● YOUR OBJECTIVE
Transcribe every entry word for word. Skip the pictures.

● Recorded data
______________________________

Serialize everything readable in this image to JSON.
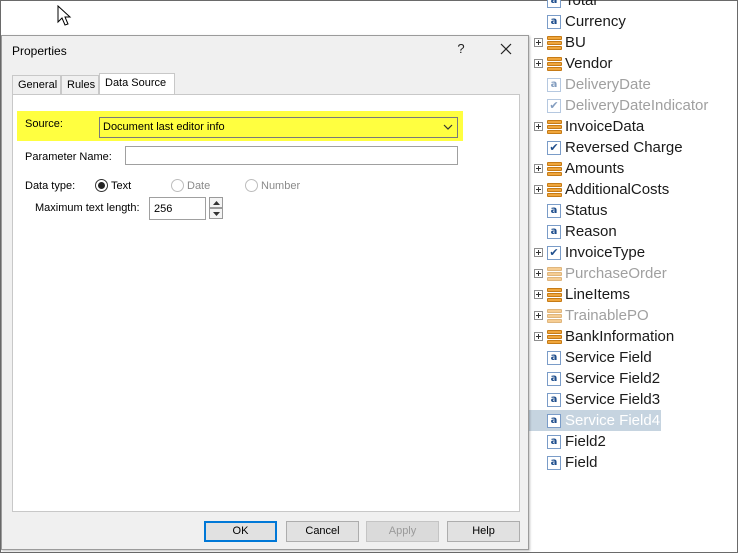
{
  "dialog": {
    "title": "Properties",
    "help_glyph": "?",
    "tabs": [
      "General",
      "Rules",
      "Data Source"
    ],
    "active_tab": "Data Source",
    "source_label": "Source:",
    "source_value": "Document last editor info",
    "parameter_name_label": "Parameter Name:",
    "parameter_name_value": "",
    "data_type_label": "Data type:",
    "data_type_options": [
      "Text",
      "Date",
      "Number"
    ],
    "data_type_selected": "Text",
    "max_length_label": "Maximum text length:",
    "max_length_value": "256",
    "buttons": {
      "ok": "OK",
      "cancel": "Cancel",
      "apply": "Apply",
      "help": "Help"
    }
  },
  "tree": {
    "items": [
      {
        "label": "Total",
        "icon": "text-field-icon",
        "expandable": false,
        "dim": false
      },
      {
        "label": "Currency",
        "icon": "text-field-icon",
        "expandable": false,
        "dim": false
      },
      {
        "label": "BU",
        "icon": "group-icon",
        "expandable": true,
        "dim": false
      },
      {
        "label": "Vendor",
        "icon": "group-icon",
        "expandable": true,
        "dim": false
      },
      {
        "label": "DeliveryDate",
        "icon": "text-field-icon",
        "expandable": false,
        "dim": true
      },
      {
        "label": "DeliveryDateIndicator",
        "icon": "checkbox-field-icon",
        "expandable": false,
        "dim": true
      },
      {
        "label": "InvoiceData",
        "icon": "group-icon",
        "expandable": true,
        "dim": false
      },
      {
        "label": "Reversed Charge",
        "icon": "checkbox-field-icon",
        "expandable": false,
        "dim": false
      },
      {
        "label": "Amounts",
        "icon": "group-icon",
        "expandable": true,
        "dim": false
      },
      {
        "label": "AdditionalCosts",
        "icon": "group-icon",
        "expandable": true,
        "dim": false
      },
      {
        "label": "Status",
        "icon": "text-field-icon",
        "expandable": false,
        "dim": false
      },
      {
        "label": "Reason",
        "icon": "text-field-icon",
        "expandable": false,
        "dim": false
      },
      {
        "label": "InvoiceType",
        "icon": "checkbox-field-icon",
        "expandable": true,
        "dim": false
      },
      {
        "label": "PurchaseOrder",
        "icon": "group-icon",
        "expandable": true,
        "dim": true
      },
      {
        "label": "LineItems",
        "icon": "group-icon",
        "expandable": true,
        "dim": false
      },
      {
        "label": "TrainablePO",
        "icon": "group-icon",
        "expandable": true,
        "dim": true
      },
      {
        "label": "BankInformation",
        "icon": "group-icon",
        "expandable": true,
        "dim": false
      },
      {
        "label": "Service Field",
        "icon": "text-field-icon",
        "expandable": false,
        "dim": false
      },
      {
        "label": "Service Field2",
        "icon": "text-field-icon",
        "expandable": false,
        "dim": false
      },
      {
        "label": "Service Field3",
        "icon": "text-field-icon",
        "expandable": false,
        "dim": false
      },
      {
        "label": "Service Field4",
        "icon": "text-field-icon",
        "expandable": false,
        "dim": false,
        "selected": true
      },
      {
        "label": "Field2",
        "icon": "text-field-icon",
        "expandable": false,
        "dim": false
      },
      {
        "label": "Field",
        "icon": "text-field-icon",
        "expandable": false,
        "dim": false
      }
    ]
  }
}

______________________________

● FINISHED ANSWER
Serialize everything readable in this image to JSON.
{
  "dialog": {
    "title": "Properties",
    "help_glyph": "?",
    "tabs": [
      "General",
      "Rules",
      "Data Source"
    ],
    "active_tab": "Data Source",
    "source_label": "Source:",
    "source_value": "Document last editor info",
    "parameter_name_label": "Parameter Name:",
    "parameter_name_value": "",
    "data_type_label": "Data type:",
    "data_type_options": [
      "Text",
      "Date",
      "Number"
    ],
    "data_type_selected": "Text",
    "max_length_label": "Maximum text length:",
    "max_length_value": "256",
    "buttons": {
      "ok": "OK",
      "cancel": "Cancel",
      "apply": "Apply",
      "help": "Help"
    }
  },
  "tree": {
    "items": [
      {
        "label": "Total",
        "icon": "text-field-icon",
        "expandable": false,
        "dim": false
      },
      {
        "label": "Currency",
        "icon": "text-field-icon",
        "expandable": false,
        "dim": false
      },
      {
        "label": "BU",
        "icon": "group-icon",
        "expandable": true,
        "dim": false
      },
      {
        "label": "Vendor",
        "icon": "group-icon",
        "expandable": true,
        "dim": false
      },
      {
        "label": "DeliveryDate",
        "icon": "text-field-icon",
        "expandable": false,
        "dim": true
      },
      {
        "label": "DeliveryDateIndicator",
        "icon": "checkbox-field-icon",
        "expandable": false,
        "dim": true
      },
      {
        "label": "InvoiceData",
        "icon": "group-icon",
        "expandable": true,
        "dim": false
      },
      {
        "label": "Reversed Charge",
        "icon": "checkbox-field-icon",
        "expandable": false,
        "dim": false
      },
      {
        "label": "Amounts",
        "icon": "group-icon",
        "expandable": true,
        "dim": false
      },
      {
        "label": "AdditionalCosts",
        "icon": "group-icon",
        "expandable": true,
        "dim": false
      },
      {
        "label": "Status",
        "icon": "text-field-icon",
        "expandable": false,
        "dim": false
      },
      {
        "label": "Reason",
        "icon": "text-field-icon",
        "expandable": false,
        "dim": false
      },
      {
        "label": "InvoiceType",
        "icon": "checkbox-field-icon",
        "expandable": true,
        "dim": false
      },
      {
        "label": "PurchaseOrder",
        "icon": "group-icon",
        "expandable": true,
        "dim": true
      },
      {
        "label": "LineItems",
        "icon": "group-icon",
        "expandable": true,
        "dim": false
      },
      {
        "label": "TrainablePO",
        "icon": "group-icon",
        "expandable": true,
        "dim": true
      },
      {
        "label": "BankInformation",
        "icon": "group-icon",
        "expandable": true,
        "dim": false
      },
      {
        "label": "Service Field",
        "icon": "text-field-icon",
        "expandable": false,
        "dim": false
      },
      {
        "label": "Service Field2",
        "icon": "text-field-icon",
        "expandable": false,
        "dim": false
      },
      {
        "label": "Service Field3",
        "icon": "text-field-icon",
        "expandable": false,
        "dim": false
      },
      {
        "label": "Service Field4",
        "icon": "text-field-icon",
        "expandable": false,
        "dim": false,
        "selected": true
      },
      {
        "label": "Field2",
        "icon": "text-field-icon",
        "expandable": false,
        "dim": false
      },
      {
        "label": "Field",
        "icon": "text-field-icon",
        "expandable": false,
        "dim": false
      }
    ]
  }
}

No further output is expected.